═════ Supplied information ═════

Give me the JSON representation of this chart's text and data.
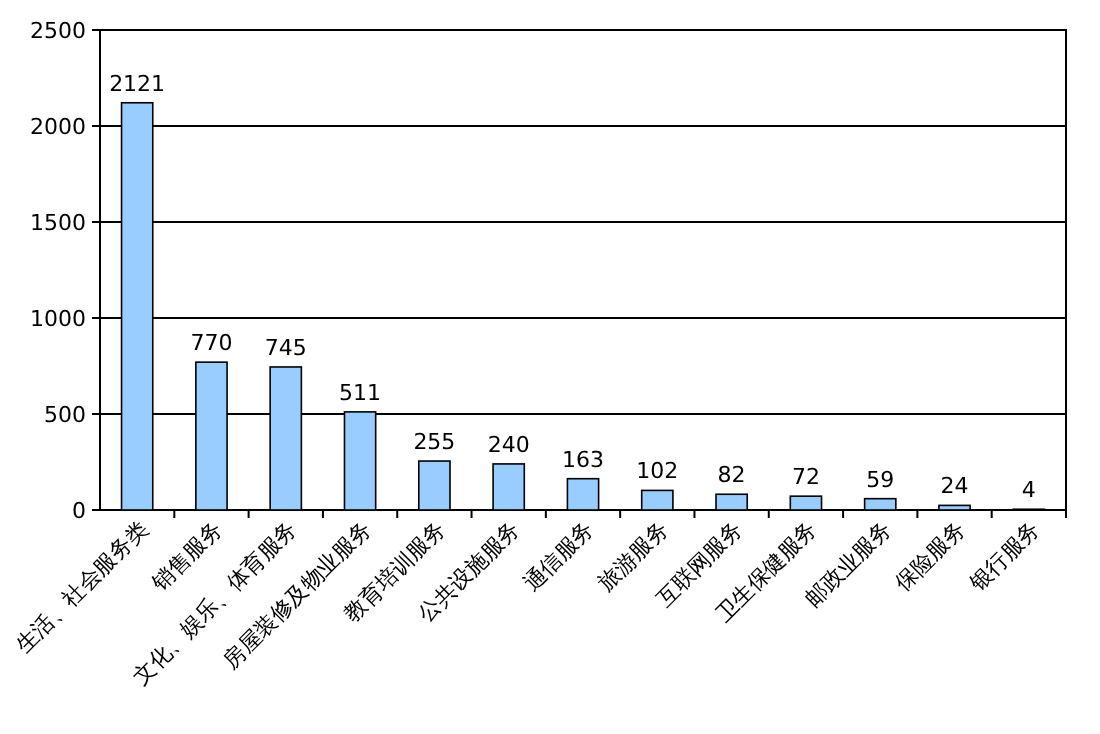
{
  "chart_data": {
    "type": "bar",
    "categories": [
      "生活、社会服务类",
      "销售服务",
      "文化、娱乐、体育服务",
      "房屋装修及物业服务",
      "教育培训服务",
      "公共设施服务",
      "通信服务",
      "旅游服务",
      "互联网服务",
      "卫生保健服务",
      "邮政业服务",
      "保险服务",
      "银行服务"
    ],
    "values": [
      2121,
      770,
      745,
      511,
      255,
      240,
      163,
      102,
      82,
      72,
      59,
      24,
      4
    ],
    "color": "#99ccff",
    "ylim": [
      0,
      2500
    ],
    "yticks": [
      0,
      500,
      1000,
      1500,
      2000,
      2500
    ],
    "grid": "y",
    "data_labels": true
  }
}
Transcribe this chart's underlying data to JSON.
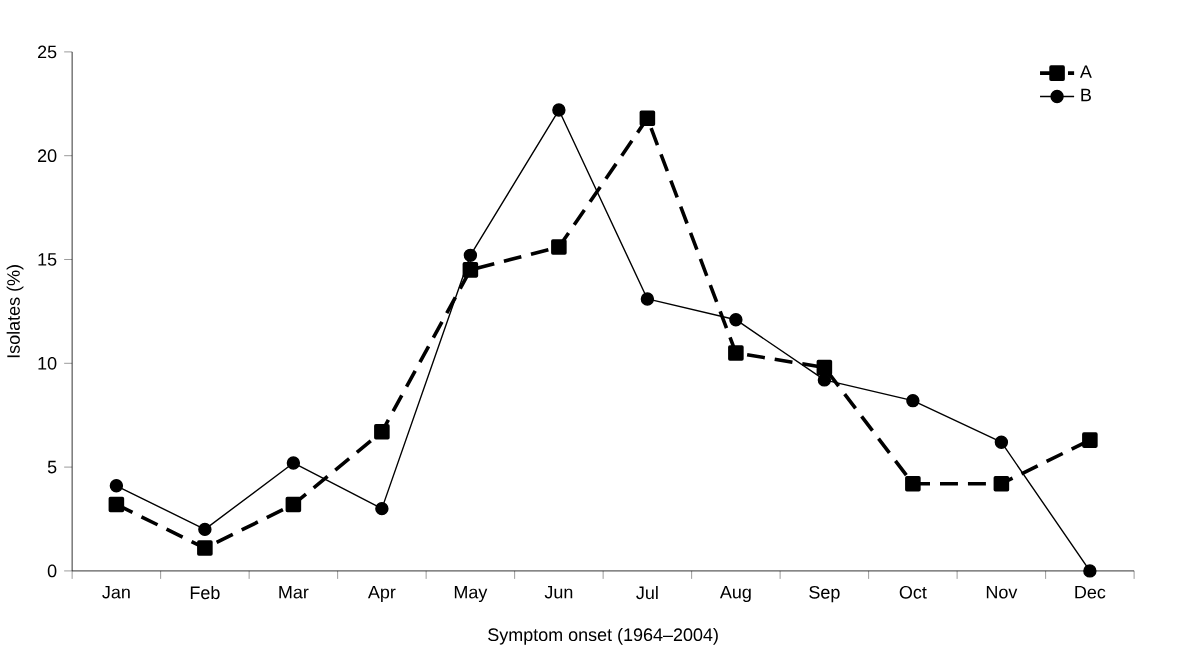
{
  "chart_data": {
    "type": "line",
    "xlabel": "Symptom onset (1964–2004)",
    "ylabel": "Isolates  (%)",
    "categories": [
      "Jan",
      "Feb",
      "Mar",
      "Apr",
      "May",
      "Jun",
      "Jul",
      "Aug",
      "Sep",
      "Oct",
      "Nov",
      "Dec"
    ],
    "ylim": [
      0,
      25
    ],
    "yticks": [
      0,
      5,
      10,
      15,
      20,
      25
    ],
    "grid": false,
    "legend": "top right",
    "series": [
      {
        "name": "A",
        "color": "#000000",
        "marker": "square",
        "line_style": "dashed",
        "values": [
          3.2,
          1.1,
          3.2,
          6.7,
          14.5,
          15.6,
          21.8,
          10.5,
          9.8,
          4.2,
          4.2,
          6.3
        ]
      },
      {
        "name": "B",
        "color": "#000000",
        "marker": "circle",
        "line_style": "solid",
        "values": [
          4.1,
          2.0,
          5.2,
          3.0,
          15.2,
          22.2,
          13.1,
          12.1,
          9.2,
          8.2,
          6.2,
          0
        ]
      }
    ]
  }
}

═════

# Brief:
Gather each line holding the string "JSON".

# Exercise output:
Give me the JSON representation of this chart's text and data.
Transcribe this chart's underlying data to JSON.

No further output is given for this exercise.